(Entries from a visual dataset)
Begin

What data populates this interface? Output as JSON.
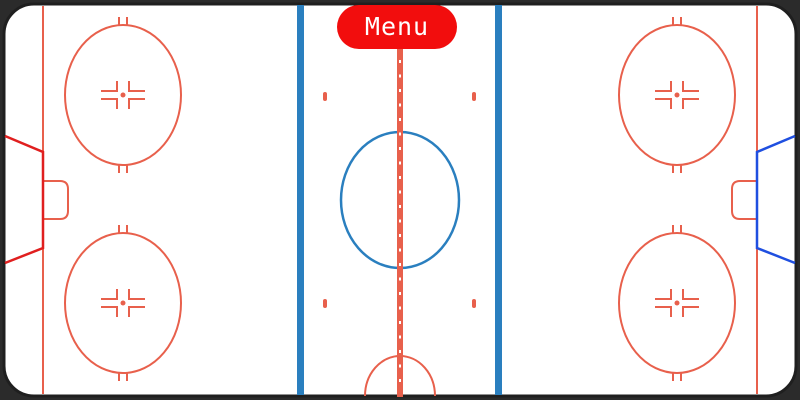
{
  "menu_button": {
    "label": "Menu"
  },
  "colors": {
    "ice": "#ffffff",
    "board": "#1f1f1f",
    "red_line": "#e8604c",
    "blue_line": "#2a7fbf",
    "left_goal": "#e01f1f",
    "right_goal": "#1f4fe0",
    "menu_button_bg": "#f20d0d",
    "menu_button_text": "#ffffff"
  },
  "icons": {
    "faceoff_marker": "faceoff-crosshair-icon",
    "goal_net": "goal-net-icon"
  }
}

End

• [EXERCISE PROMPT]
All of the entries above should be copied exactly, except for the pictures.

• [RESPONSE TO THE EXERCISE]
What data populates this interface? Output as JSON.
{
  "menu_button": {
    "label": "Menu"
  },
  "colors": {
    "ice": "#ffffff",
    "board": "#1f1f1f",
    "red_line": "#e8604c",
    "blue_line": "#2a7fbf",
    "left_goal": "#e01f1f",
    "right_goal": "#1f4fe0",
    "menu_button_bg": "#f20d0d",
    "menu_button_text": "#ffffff"
  },
  "icons": {
    "faceoff_marker": "faceoff-crosshair-icon",
    "goal_net": "goal-net-icon"
  }
}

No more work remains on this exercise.